_Goal_
All entries below are to be set down again, identical to the source.

━━━━━━━━━━━━━━━━

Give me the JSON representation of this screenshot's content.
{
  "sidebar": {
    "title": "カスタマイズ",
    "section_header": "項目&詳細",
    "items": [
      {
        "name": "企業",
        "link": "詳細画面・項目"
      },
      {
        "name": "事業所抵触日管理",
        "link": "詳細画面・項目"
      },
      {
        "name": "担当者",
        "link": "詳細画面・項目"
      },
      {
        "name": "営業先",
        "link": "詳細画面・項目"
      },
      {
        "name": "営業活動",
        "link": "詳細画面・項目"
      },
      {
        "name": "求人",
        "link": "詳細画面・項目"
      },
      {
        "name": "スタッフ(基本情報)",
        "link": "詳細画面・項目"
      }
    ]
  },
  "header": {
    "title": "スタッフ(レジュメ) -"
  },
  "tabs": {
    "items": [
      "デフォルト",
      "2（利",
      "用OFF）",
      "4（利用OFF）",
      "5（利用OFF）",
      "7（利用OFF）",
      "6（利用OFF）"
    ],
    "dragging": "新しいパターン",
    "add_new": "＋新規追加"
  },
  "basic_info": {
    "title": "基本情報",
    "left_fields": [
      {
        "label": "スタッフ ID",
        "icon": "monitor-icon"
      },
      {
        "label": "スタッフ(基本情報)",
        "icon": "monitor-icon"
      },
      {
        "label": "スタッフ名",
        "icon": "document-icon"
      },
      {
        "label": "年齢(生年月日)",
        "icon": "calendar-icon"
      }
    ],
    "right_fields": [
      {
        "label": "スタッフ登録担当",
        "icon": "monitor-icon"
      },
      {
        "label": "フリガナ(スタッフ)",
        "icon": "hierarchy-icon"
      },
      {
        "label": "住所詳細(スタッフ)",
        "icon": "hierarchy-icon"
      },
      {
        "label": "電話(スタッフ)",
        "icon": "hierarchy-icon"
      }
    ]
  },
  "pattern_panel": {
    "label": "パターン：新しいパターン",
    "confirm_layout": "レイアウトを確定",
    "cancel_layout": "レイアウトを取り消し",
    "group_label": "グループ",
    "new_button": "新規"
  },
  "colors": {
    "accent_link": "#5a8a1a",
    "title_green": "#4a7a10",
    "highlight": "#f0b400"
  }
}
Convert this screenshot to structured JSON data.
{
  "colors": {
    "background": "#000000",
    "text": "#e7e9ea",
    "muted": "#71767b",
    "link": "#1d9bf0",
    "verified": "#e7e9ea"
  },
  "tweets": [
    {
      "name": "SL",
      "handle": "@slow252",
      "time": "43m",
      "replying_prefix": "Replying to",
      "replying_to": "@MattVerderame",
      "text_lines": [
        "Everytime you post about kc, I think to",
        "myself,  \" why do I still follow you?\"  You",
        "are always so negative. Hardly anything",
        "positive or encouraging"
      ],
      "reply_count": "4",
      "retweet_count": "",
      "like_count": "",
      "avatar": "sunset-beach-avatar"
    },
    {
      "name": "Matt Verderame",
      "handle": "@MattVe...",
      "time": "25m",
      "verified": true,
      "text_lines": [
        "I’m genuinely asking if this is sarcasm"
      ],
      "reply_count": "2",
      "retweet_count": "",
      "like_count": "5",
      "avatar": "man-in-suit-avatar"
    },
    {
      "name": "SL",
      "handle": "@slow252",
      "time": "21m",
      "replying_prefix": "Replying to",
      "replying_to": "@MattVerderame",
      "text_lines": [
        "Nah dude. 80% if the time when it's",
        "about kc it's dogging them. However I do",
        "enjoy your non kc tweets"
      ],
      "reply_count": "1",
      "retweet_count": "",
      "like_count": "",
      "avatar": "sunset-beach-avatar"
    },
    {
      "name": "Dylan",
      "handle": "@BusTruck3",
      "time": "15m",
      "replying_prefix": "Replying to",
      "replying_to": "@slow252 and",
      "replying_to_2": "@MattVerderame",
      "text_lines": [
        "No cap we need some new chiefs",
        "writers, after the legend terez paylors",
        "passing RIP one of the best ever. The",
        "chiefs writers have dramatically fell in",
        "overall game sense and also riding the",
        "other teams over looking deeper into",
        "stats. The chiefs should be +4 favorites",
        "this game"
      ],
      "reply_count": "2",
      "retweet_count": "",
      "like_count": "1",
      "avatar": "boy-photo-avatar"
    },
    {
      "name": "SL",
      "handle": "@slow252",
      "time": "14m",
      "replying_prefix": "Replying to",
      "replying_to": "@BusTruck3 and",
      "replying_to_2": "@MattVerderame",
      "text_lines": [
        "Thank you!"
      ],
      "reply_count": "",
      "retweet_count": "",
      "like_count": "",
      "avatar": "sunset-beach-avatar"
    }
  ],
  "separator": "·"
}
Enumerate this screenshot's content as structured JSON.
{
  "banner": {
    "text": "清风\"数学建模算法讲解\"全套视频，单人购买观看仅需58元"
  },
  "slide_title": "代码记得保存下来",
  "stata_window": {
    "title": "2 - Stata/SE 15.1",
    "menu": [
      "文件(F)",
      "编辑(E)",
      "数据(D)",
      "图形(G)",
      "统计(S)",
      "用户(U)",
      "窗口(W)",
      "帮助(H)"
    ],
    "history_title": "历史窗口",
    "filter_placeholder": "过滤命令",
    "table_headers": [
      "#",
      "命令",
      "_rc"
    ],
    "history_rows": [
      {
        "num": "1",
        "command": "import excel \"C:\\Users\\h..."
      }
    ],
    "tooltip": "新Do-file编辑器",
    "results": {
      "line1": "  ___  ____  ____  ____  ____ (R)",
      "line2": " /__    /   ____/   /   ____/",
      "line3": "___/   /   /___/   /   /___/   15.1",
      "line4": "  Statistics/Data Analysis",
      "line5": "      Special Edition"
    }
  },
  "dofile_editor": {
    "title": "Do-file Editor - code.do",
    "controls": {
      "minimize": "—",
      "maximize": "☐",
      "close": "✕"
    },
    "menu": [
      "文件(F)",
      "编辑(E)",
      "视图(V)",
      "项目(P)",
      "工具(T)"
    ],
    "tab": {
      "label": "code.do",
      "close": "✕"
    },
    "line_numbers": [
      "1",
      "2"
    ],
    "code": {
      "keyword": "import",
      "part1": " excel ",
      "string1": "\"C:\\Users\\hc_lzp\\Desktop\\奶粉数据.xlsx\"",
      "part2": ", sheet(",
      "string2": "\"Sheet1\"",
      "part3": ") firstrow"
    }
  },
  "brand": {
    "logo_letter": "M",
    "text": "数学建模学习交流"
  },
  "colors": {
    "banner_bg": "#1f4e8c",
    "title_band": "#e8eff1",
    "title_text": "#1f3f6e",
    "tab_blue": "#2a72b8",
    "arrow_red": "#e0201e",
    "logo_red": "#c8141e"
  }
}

━━━━━━━━━━━━━━━━

_Reply to the exercise_
Give me the JSON representation of this screenshot's content.
{
  "sidebar": {
    "title": "カスタマイズ",
    "section_header": "項目&詳細",
    "items": [
      {
        "name": "企業",
        "link": "詳細画面・項目"
      },
      {
        "name": "事業所抵触日管理",
        "link": "詳細画面・項目"
      },
      {
        "name": "担当者",
        "link": "詳細画面・項目"
      },
      {
        "name": "営業先",
        "link": "詳細画面・項目"
      },
      {
        "name": "営業活動",
        "link": "詳細画面・項目"
      },
      {
        "name": "求人",
        "link": "詳細画面・項目"
      },
      {
        "name": "スタッフ(基本情報)",
        "link": "詳細画面・項目"
      }
    ]
  },
  "header": {
    "title": "スタッフ(レジュメ) -"
  },
  "tabs": {
    "items": [
      "デフォルト",
      "2（利",
      "用OFF）",
      "4（利用OFF）",
      "5（利用OFF）",
      "7（利用OFF）",
      "6（利用OFF）"
    ],
    "dragging": "新しいパターン",
    "add_new": "＋新規追加"
  },
  "basic_info": {
    "title": "基本情報",
    "left_fields": [
      {
        "label": "スタッフ ID",
        "icon": "monitor-icon"
      },
      {
        "label": "スタッフ(基本情報)",
        "icon": "monitor-icon"
      },
      {
        "label": "スタッフ名",
        "icon": "document-icon"
      },
      {
        "label": "年齢(生年月日)",
        "icon": "calendar-icon"
      }
    ],
    "right_fields": [
      {
        "label": "スタッフ登録担当",
        "icon": "monitor-icon"
      },
      {
        "label": "フリガナ(スタッフ)",
        "icon": "hierarchy-icon"
      },
      {
        "label": "住所詳細(スタッフ)",
        "icon": "hierarchy-icon"
      },
      {
        "label": "電話(スタッフ)",
        "icon": "hierarchy-icon"
      }
    ]
  },
  "pattern_panel": {
    "label": "パターン：新しいパターン",
    "confirm_layout": "レイアウトを確定",
    "cancel_layout": "レイアウトを取り消し",
    "group_label": "グループ",
    "new_button": "新規"
  },
  "colors": {
    "accent_link": "#5a8a1a",
    "title_green": "#4a7a10",
    "highlight": "#f0b400"
  }
}
Convert this screenshot to structured JSON data.
{
  "colors": {
    "background": "#000000",
    "text": "#e7e9ea",
    "muted": "#71767b",
    "link": "#1d9bf0",
    "verified": "#e7e9ea"
  },
  "tweets": [
    {
      "name": "SL",
      "handle": "@slow252",
      "time": "43m",
      "replying_prefix": "Replying to",
      "replying_to": "@MattVerderame",
      "text_lines": [
        "Everytime you post about kc, I think to",
        "myself,  \" why do I still follow you?\"  You",
        "are always so negative. Hardly anything",
        "positive or encouraging"
      ],
      "reply_count": "4",
      "retweet_count": "",
      "like_count": "",
      "avatar": "sunset-beach-avatar"
    },
    {
      "name": "Matt Verderame",
      "handle": "@MattVe...",
      "time": "25m",
      "verified": true,
      "text_lines": [
        "I’m genuinely asking if this is sarcasm"
      ],
      "reply_count": "2",
      "retweet_count": "",
      "like_count": "5",
      "avatar": "man-in-suit-avatar"
    },
    {
      "name": "SL",
      "handle": "@slow252",
      "time": "21m",
      "replying_prefix": "Replying to",
      "replying_to": "@MattVerderame",
      "text_lines": [
        "Nah dude. 80% if the time when it's",
        "about kc it's dogging them. However I do",
        "enjoy your non kc tweets"
      ],
      "reply_count": "1",
      "retweet_count": "",
      "like_count": "",
      "avatar": "sunset-beach-avatar"
    },
    {
      "name": "Dylan",
      "handle": "@BusTruck3",
      "time": "15m",
      "replying_prefix": "Replying to",
      "replying_to": "@slow252 and",
      "replying_to_2": "@MattVerderame",
      "text_lines": [
        "No cap we need some new chiefs",
        "writers, after the legend terez paylors",
        "passing RIP one of the best ever. The",
        "chiefs writers have dramatically fell in",
        "overall game sense and also riding the",
        "other teams over looking deeper into",
        "stats. The chiefs should be +4 favorites",
        "this game"
      ],
      "reply_count": "2",
      "retweet_count": "",
      "like_count": "1",
      "avatar": "boy-photo-avatar"
    },
    {
      "name": "SL",
      "handle": "@slow252",
      "time": "14m",
      "replying_prefix": "Replying to",
      "replying_to": "@BusTruck3 and",
      "replying_to_2": "@MattVerderame",
      "text_lines": [
        "Thank you!"
      ],
      "reply_count": "",
      "retweet_count": "",
      "like_count": "",
      "avatar": "sunset-beach-avatar"
    }
  ],
  "separator": "·"
}
Enumerate this screenshot's content as structured JSON.
{
  "banner": {
    "text": "清风\"数学建模算法讲解\"全套视频，单人购买观看仅需58元"
  },
  "slide_title": "代码记得保存下来",
  "stata_window": {
    "title": "2 - Stata/SE 15.1",
    "menu": [
      "文件(F)",
      "编辑(E)",
      "数据(D)",
      "图形(G)",
      "统计(S)",
      "用户(U)",
      "窗口(W)",
      "帮助(H)"
    ],
    "history_title": "历史窗口",
    "filter_placeholder": "过滤命令",
    "table_headers": [
      "#",
      "命令",
      "_rc"
    ],
    "history_rows": [
      {
        "num": "1",
        "command": "import excel \"C:\\Users\\h..."
      }
    ],
    "tooltip": "新Do-file编辑器",
    "results": {
      "line1": "  ___  ____  ____  ____  ____ (R)",
      "line2": " /__    /   ____/   /   ____/",
      "line3": "___/   /   /___/   /   /___/   15.1",
      "line4": "  Statistics/Data Analysis",
      "line5": "      Special Edition"
    }
  },
  "dofile_editor": {
    "title": "Do-file Editor - code.do",
    "controls": {
      "minimize": "—",
      "maximize": "☐",
      "close": "✕"
    },
    "menu": [
      "文件(F)",
      "编辑(E)",
      "视图(V)",
      "项目(P)",
      "工具(T)"
    ],
    "tab": {
      "label": "code.do",
      "close": "✕"
    },
    "line_numbers": [
      "1",
      "2"
    ],
    "code": {
      "keyword": "import",
      "part1": " excel ",
      "string1": "\"C:\\Users\\hc_lzp\\Desktop\\奶粉数据.xlsx\"",
      "part2": ", sheet(",
      "string2": "\"Sheet1\"",
      "part3": ") firstrow"
    }
  },
  "brand": {
    "logo_letter": "M",
    "text": "数学建模学习交流"
  },
  "colors": {
    "banner_bg": "#1f4e8c",
    "title_band": "#e8eff1",
    "title_text": "#1f3f6e",
    "tab_blue": "#2a72b8",
    "arrow_red": "#e0201e",
    "logo_red": "#c8141e"
  }
}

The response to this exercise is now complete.